**What is asked:** Pick out the lines in the listing below that contain the word "开办餐饮店" and copy them.

Dataset items:
____

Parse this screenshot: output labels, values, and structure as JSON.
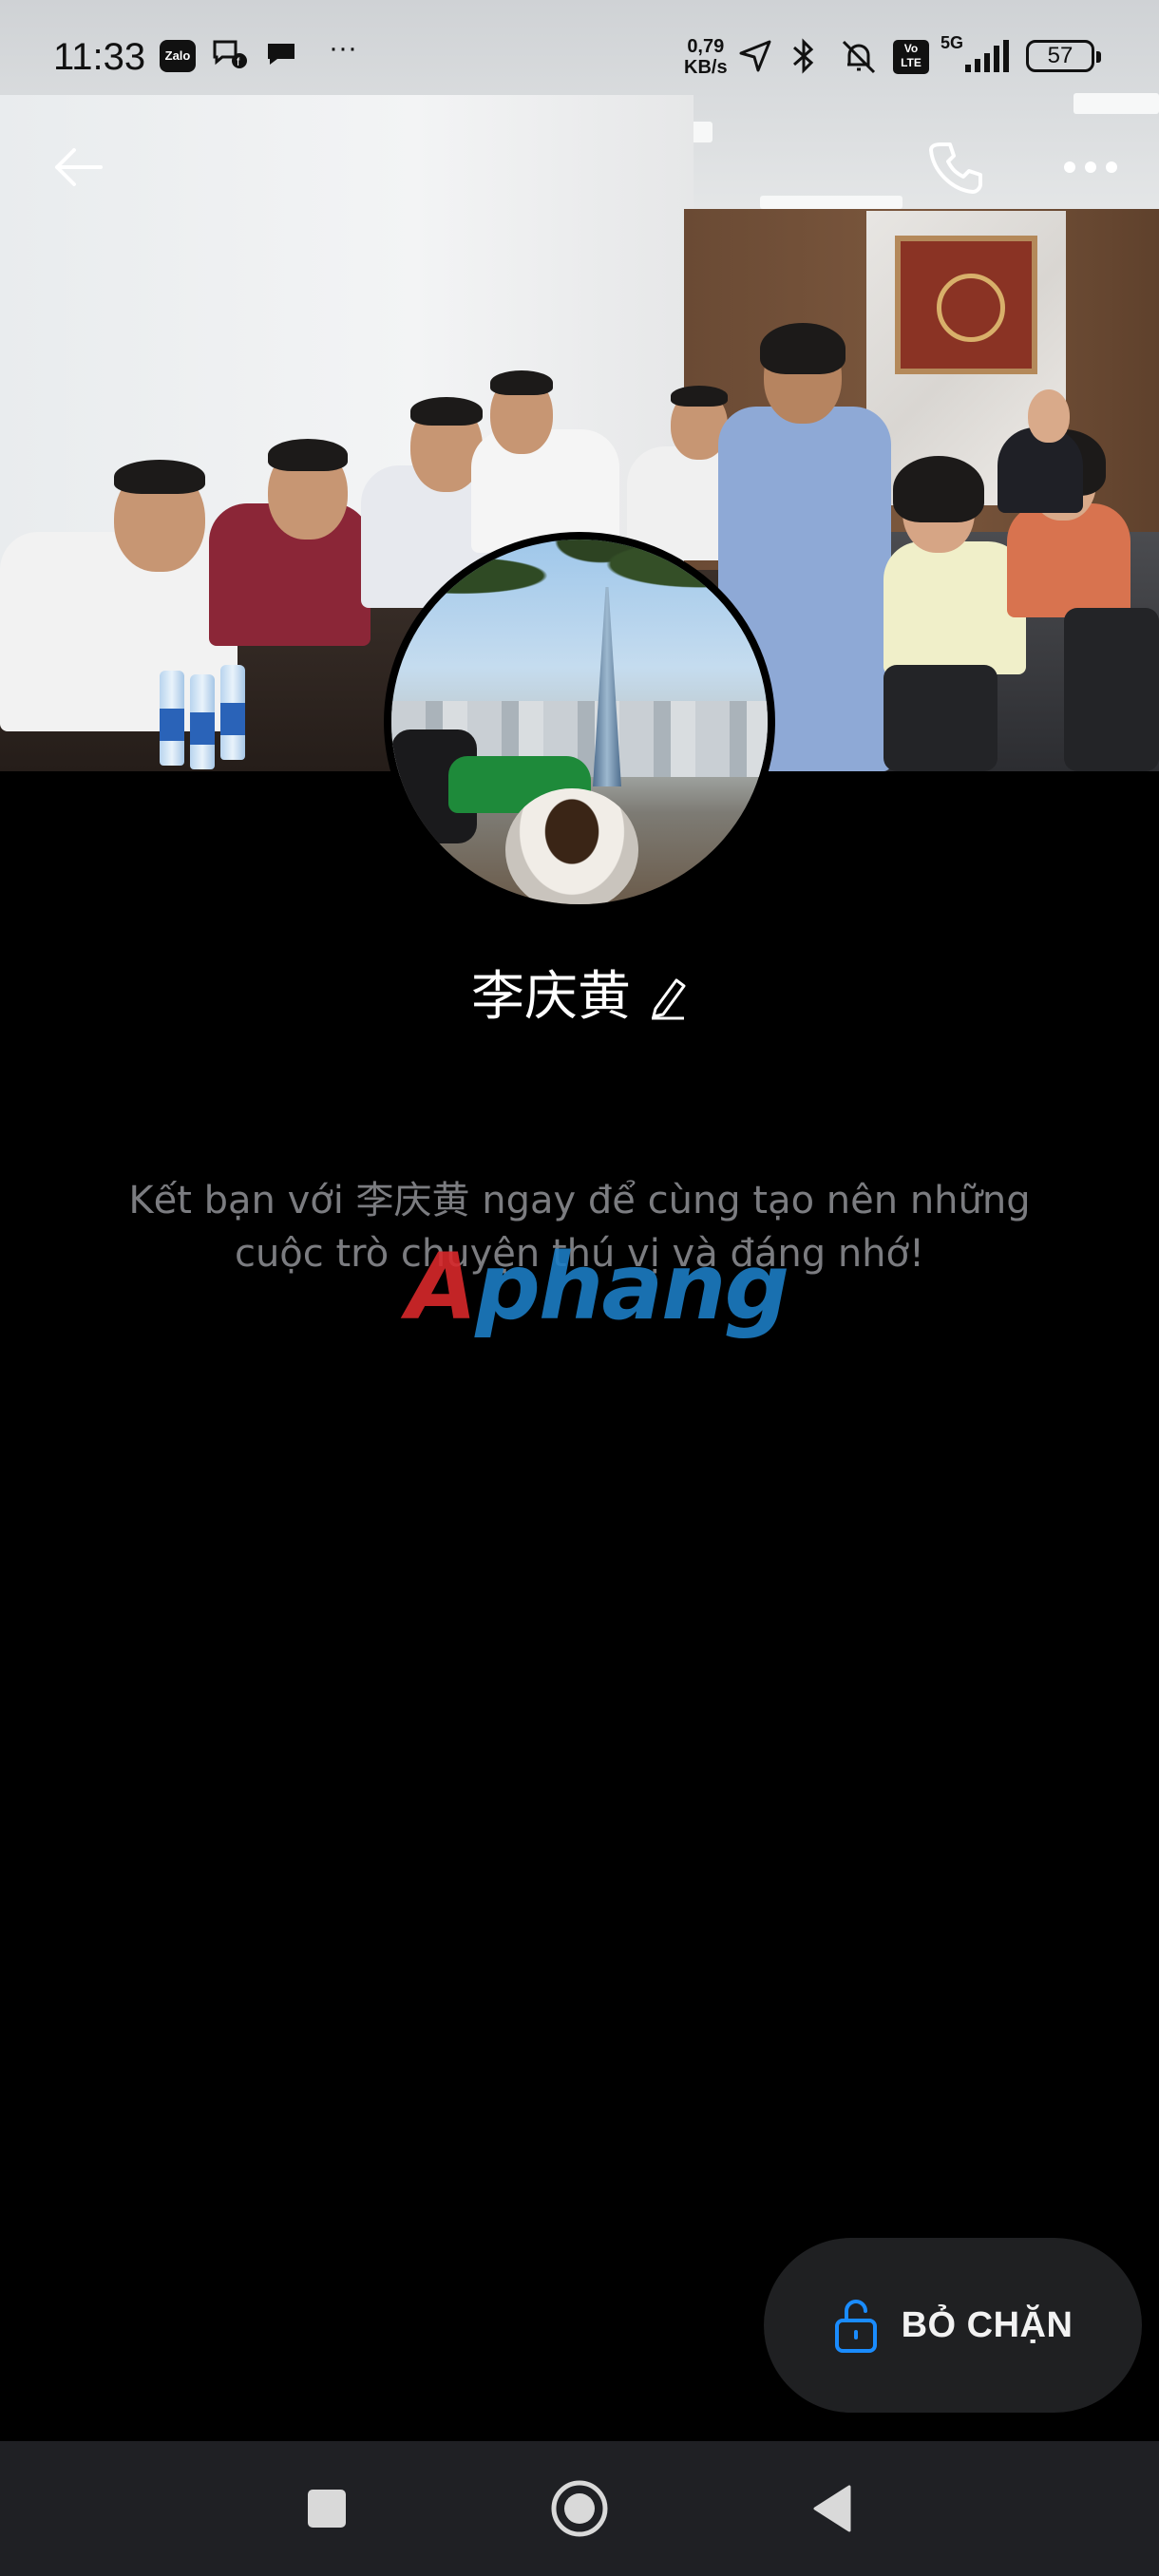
{
  "status_bar": {
    "time": "11:33",
    "zalo_badge": "Zalo",
    "more_notifications": "···",
    "network_speed_value": "0,79",
    "network_speed_unit": "KB/s",
    "volte": "Vo LTE",
    "signal_type": "5G",
    "battery_level": "57"
  },
  "profile": {
    "name": "李庆黄",
    "invite_text": "Kết bạn với 李庆黄 ngay để cùng tạo nên những cuộc trò chuyện thú vị và đáng nhớ!"
  },
  "watermark": {
    "accent_letter": "A",
    "rest": "phang"
  },
  "actions": {
    "unblock_label": "BỎ CHẶN"
  },
  "icons": {
    "back": "back-arrow-icon",
    "call": "phone-icon",
    "more": "more-dots-icon",
    "edit": "pencil-icon",
    "unlock": "unlock-icon",
    "nav_recent": "square-icon",
    "nav_home": "circle-icon",
    "nav_back": "triangle-icon"
  },
  "colors": {
    "background": "#000000",
    "accent": "#1a8cff",
    "button_bg": "#1f2022",
    "muted_text": "#7b7c80",
    "navbar_bg": "#1f2024"
  }
}
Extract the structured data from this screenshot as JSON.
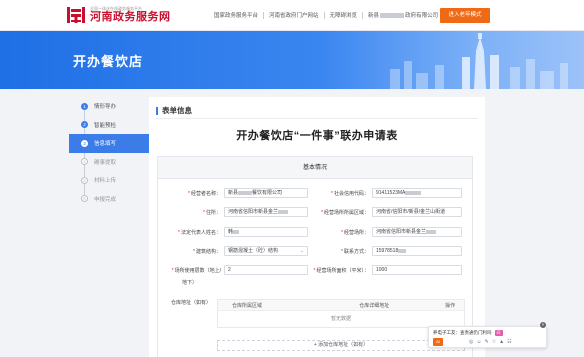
{
  "header": {
    "logo_sub": "全国一体化在线政务服务平台",
    "logo_title": "河南政务服务网",
    "links": [
      "国家政务服务平台",
      "河南省政府门户网站",
      "无障碍浏览",
      "新县",
      "政府有限公司"
    ],
    "elder_mode_label": "进入老年模式"
  },
  "banner": {
    "title": "开办餐饮店"
  },
  "steps": [
    {
      "num": "1",
      "label": "情形导办",
      "state": "done"
    },
    {
      "num": "2",
      "label": "智能预检",
      "state": "done"
    },
    {
      "num": "3",
      "label": "信息填写",
      "state": "active"
    },
    {
      "num": "4",
      "label": "确事提取",
      "state": "todo"
    },
    {
      "num": "5",
      "label": "材料上传",
      "state": "todo"
    },
    {
      "num": "6",
      "label": "申报完成",
      "state": "todo"
    }
  ],
  "panel": {
    "heading": "表单信息",
    "doc_title": "开办餐饮店“一件事”联办申请表",
    "section": "基本情况"
  },
  "form": {
    "company_name_label": "经营者名称：",
    "company_name_prefix": "新县",
    "company_name_suffix": "餐饮有限公司",
    "credit_code_label": "社会信用代码：",
    "credit_code_value": "91411523MA",
    "address_label": "住所：",
    "address_value": "河南省信阳市新县金兰",
    "biz_area_label": "经营场所所属区域：",
    "biz_area_value": "河南省/信阳市/新县/金兰山街道",
    "legal_rep_label": "法定代表人姓名：",
    "legal_rep_value": "韩",
    "biz_place_label": "经营场所：",
    "biz_place_value": "河南省信阳市新县金兰",
    "structure_label": "建筑结构：",
    "structure_value": "钢筋混凝土（砼）结构",
    "phone_label": "联系方式：",
    "phone_value": "15978518",
    "floors_label": "场所使用层数（地上/",
    "floors_label_2": "地下）",
    "floors_value": "2",
    "area_label": "经营场所面积（平米）：",
    "area_value": "1000",
    "store_label": "仓库地址（如有）",
    "table_headers": [
      "仓库所属区域",
      "仓库详细地址",
      "操作"
    ],
    "table_empty": "暂无数据",
    "add_button": "+ 添加仓库地址（如有）"
  },
  "assistant": {
    "title": "养电子工友：查责通仍门利吗",
    "tag": "问",
    "ai_label": "AI",
    "icons": [
      "◎",
      "☺",
      "✎",
      "☆",
      "▲",
      "☷"
    ],
    "close": "×"
  },
  "colors": {
    "accent": "#3c7ce8",
    "brand_red": "#c8102e",
    "orange": "#f06a16"
  }
}
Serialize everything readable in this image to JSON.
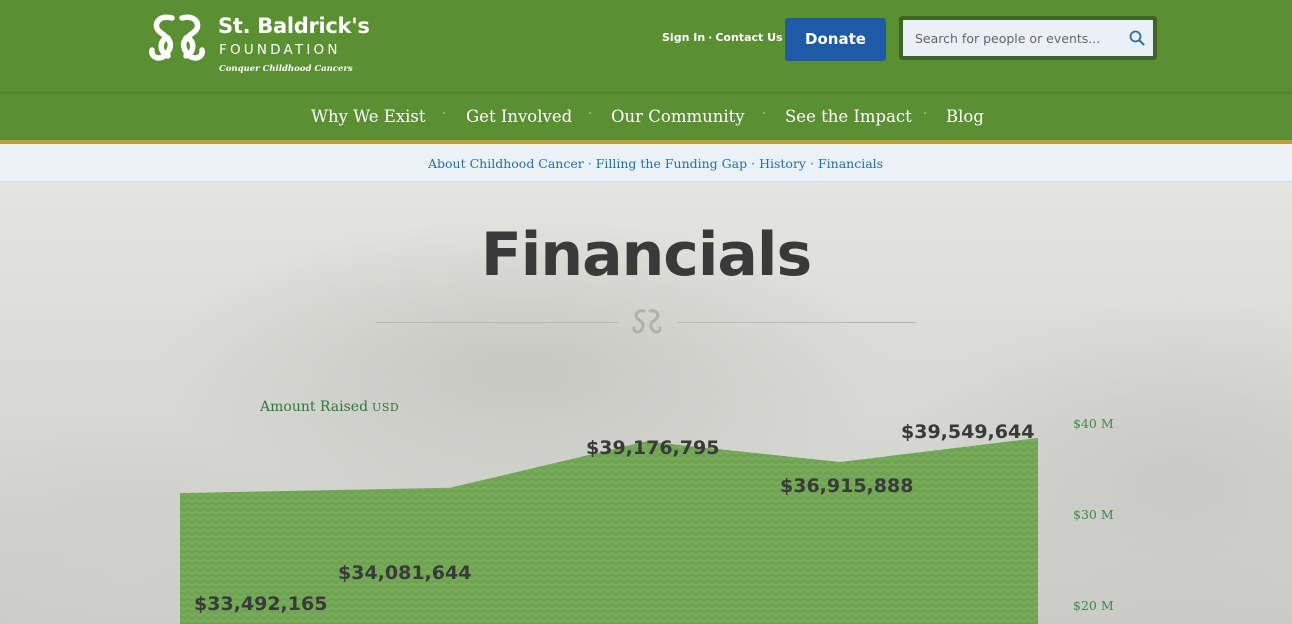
{
  "brand": {
    "name": "St. Baldrick's",
    "sub": "FOUNDATION",
    "tagline": "Conquer Childhood Cancers",
    "colors": {
      "green": "#5a8f32",
      "blue": "#1e5aa8",
      "gold": "#bf9d3e"
    }
  },
  "header": {
    "sign_in": "Sign In",
    "separator": "·",
    "contact": "Contact Us",
    "donate": "Donate",
    "search_placeholder": "Search for people or events...",
    "search_icon": "magnifier-icon"
  },
  "nav": {
    "items": [
      {
        "label": "Why We Exist"
      },
      {
        "label": "Get Involved"
      },
      {
        "label": "Our Community"
      },
      {
        "label": "See the Impact"
      },
      {
        "label": "Blog"
      }
    ],
    "separator": "·"
  },
  "subnav": {
    "items": [
      {
        "label": "About Childhood Cancer"
      },
      {
        "label": "Filling the Funding Gap"
      },
      {
        "label": "History"
      },
      {
        "label": "Financials"
      }
    ],
    "separator": "·"
  },
  "page": {
    "title": "Financials"
  },
  "chart_data": {
    "type": "area",
    "title": "Amount Raised",
    "unit": "USD",
    "values": [
      33492165,
      34081644,
      39176795,
      36915888,
      39549644
    ],
    "value_labels": [
      "$33,492,165",
      "$34,081,644",
      "$39,176,795",
      "$36,915,888",
      "$39,549,644"
    ],
    "y_ticks": [
      {
        "value": 40,
        "label": "$40 M"
      },
      {
        "value": 30,
        "label": "$30 M"
      },
      {
        "value": 20,
        "label": "$20 M"
      }
    ],
    "color": "#6fa552"
  }
}
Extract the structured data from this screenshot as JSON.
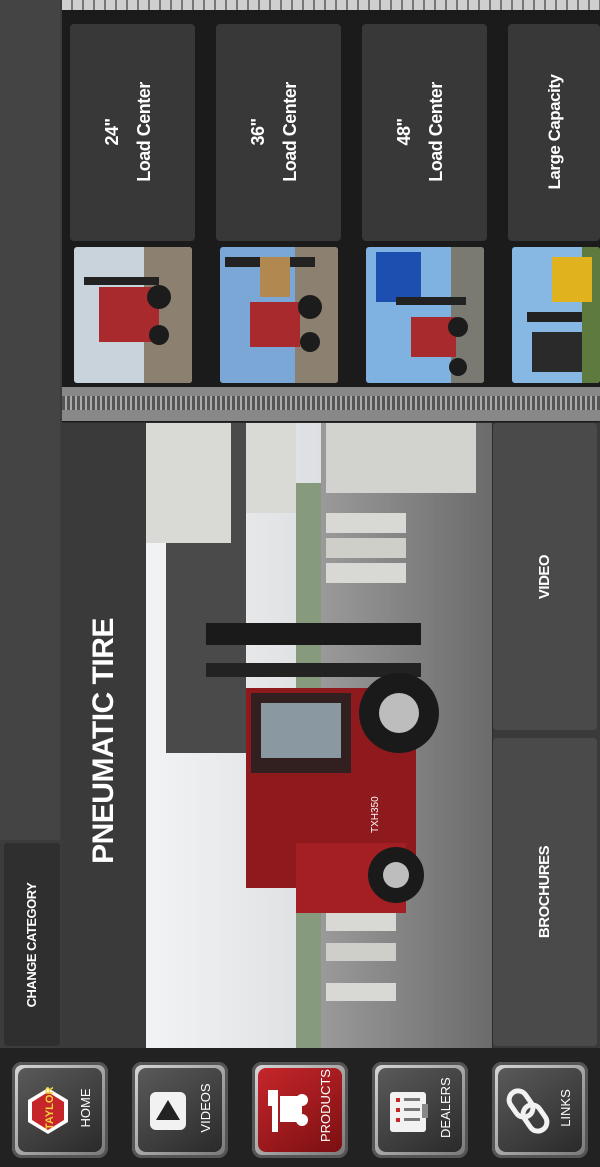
{
  "category_button": {
    "label": "CHANGE CATEGORY"
  },
  "product": {
    "title": "PNEUMATIC TIRE"
  },
  "actions": {
    "video_label": "VIDEO",
    "brochures_label": "BROCHURES"
  },
  "carousel": {
    "cards": [
      {
        "line1": "24\"",
        "line2": "Load Center"
      },
      {
        "line1": "36\"",
        "line2": "Load Center"
      },
      {
        "line1": "48\"",
        "line2": "Load Center"
      },
      {
        "line1": "Large Capacity",
        "line2": ""
      }
    ]
  },
  "nav": {
    "items": [
      {
        "label": "HOME",
        "icon": "taylor-logo-icon"
      },
      {
        "label": "VIDEOS",
        "icon": "play-icon"
      },
      {
        "label": "PRODUCTS",
        "icon": "forklift-icon"
      },
      {
        "label": "DEALERS",
        "icon": "clipboard-icon"
      },
      {
        "label": "LINKS",
        "icon": "chain-link-icon"
      }
    ]
  },
  "hero_image": {
    "truck_model": "TXH350"
  },
  "brand": {
    "logo_text": "TAYLOR",
    "accent": "#c6262a"
  }
}
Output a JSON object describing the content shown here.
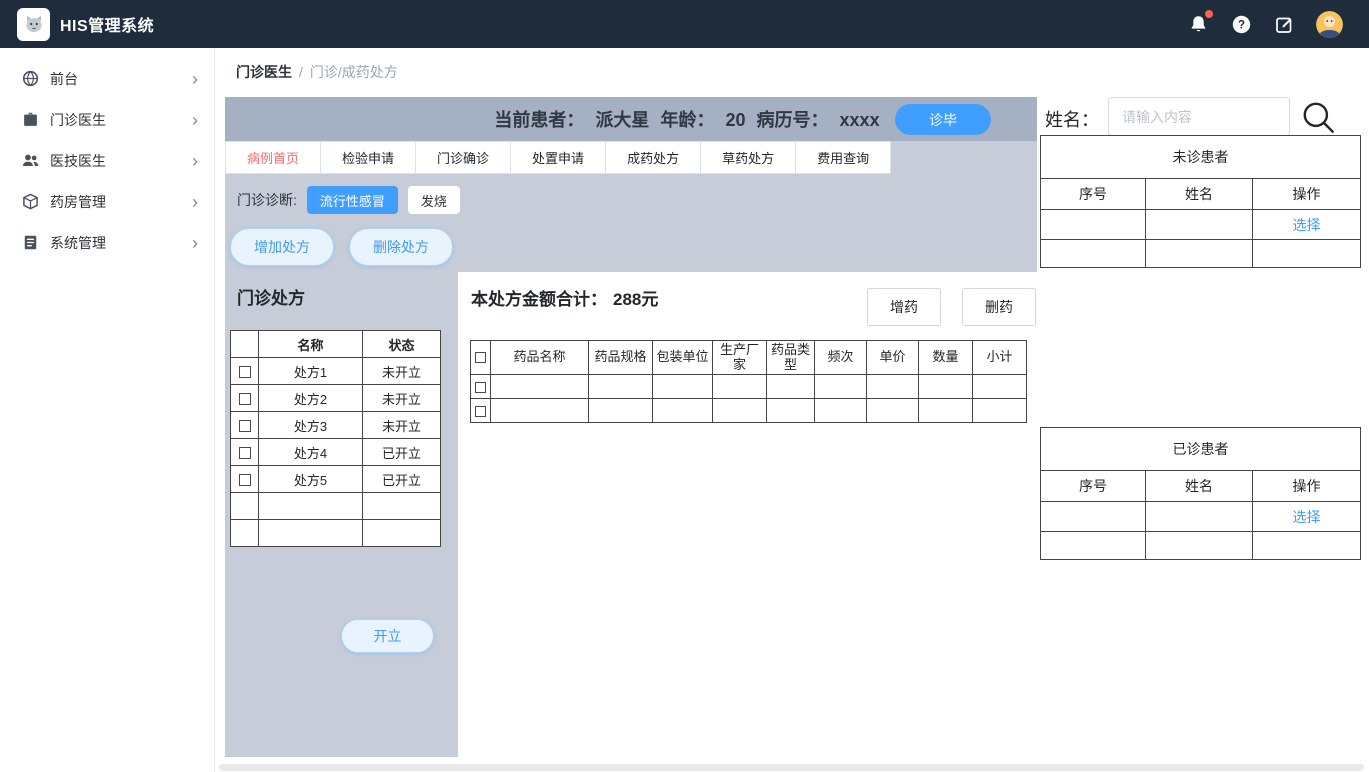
{
  "colors": {
    "accent_blue": "#409eff",
    "active_tab_text": "#f56c6c",
    "topbar_bg": "#1e2c3c",
    "panel_bg": "#c6cdd9",
    "panel_header_bg": "#a5b1c3"
  },
  "topbar": {
    "title": "HIS管理系统",
    "icons": [
      "bell-icon",
      "help-icon",
      "compose-icon",
      "user-avatar"
    ]
  },
  "sidebar": {
    "items": [
      {
        "label": "前台",
        "icon": "globe-icon"
      },
      {
        "label": "门诊医生",
        "icon": "briefcase-icon"
      },
      {
        "label": "医技医生",
        "icon": "users-icon"
      },
      {
        "label": "药房管理",
        "icon": "cube-icon"
      },
      {
        "label": "系统管理",
        "icon": "document-icon"
      }
    ]
  },
  "breadcrumb": {
    "root": "门诊医生",
    "separator": "/",
    "current": "门诊/成药处方"
  },
  "patient_bar": {
    "patient_label": "当前患者：",
    "patient_name": "派大星",
    "age_label": "年龄：",
    "age": "20",
    "record_label": "病历号：",
    "record_no": "xxxx",
    "finish_button": "诊毕"
  },
  "tabs": [
    {
      "label": "病例首页",
      "active": true
    },
    {
      "label": "检验申请",
      "active": false
    },
    {
      "label": "门诊确诊",
      "active": false
    },
    {
      "label": "处置申请",
      "active": false
    },
    {
      "label": "成药处方",
      "active": false
    },
    {
      "label": "草药处方",
      "active": false
    },
    {
      "label": "费用查询",
      "active": false
    }
  ],
  "diagnosis": {
    "label": "门诊诊断:",
    "tags": [
      {
        "label": "流行性感冒",
        "active": true
      },
      {
        "label": "发烧",
        "active": false
      }
    ]
  },
  "rx": {
    "add_button": "增加处方",
    "delete_button": "删除处方",
    "panel_title": "门诊处方",
    "headers": [
      "名称",
      "状态"
    ],
    "rows": [
      {
        "name": "处方1",
        "status": "未开立"
      },
      {
        "name": "处方2",
        "status": "未开立"
      },
      {
        "name": "处方3",
        "status": "未开立"
      },
      {
        "name": "处方4",
        "status": "已开立"
      },
      {
        "name": "处方5",
        "status": "已开立"
      },
      {
        "name": "",
        "status": ""
      },
      {
        "name": "",
        "status": ""
      }
    ],
    "open_button": "开立"
  },
  "medicine": {
    "total_label": "本处方金额合计：",
    "total_value": "288元",
    "add_button": "增药",
    "delete_button": "删药",
    "headers": [
      "药品名称",
      "药品规格",
      "包装单位",
      "生产厂家",
      "药品类型",
      "频次",
      "单价",
      "数量",
      "小计"
    ],
    "empty_row_count": 2
  },
  "patient_search": {
    "label": "姓名：",
    "placeholder": "请输入内容"
  },
  "undiagnosed": {
    "title": "未诊患者",
    "headers": [
      "序号",
      "姓名",
      "操作"
    ],
    "action": "选择"
  },
  "diagnosed": {
    "title": "已诊患者",
    "headers": [
      "序号",
      "姓名",
      "操作"
    ],
    "action": "选择"
  }
}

____

**Answer to this problem:**
    "title": "开办餐饮店"
    "doc_title": "开办餐饮店“一件事”联办申请表",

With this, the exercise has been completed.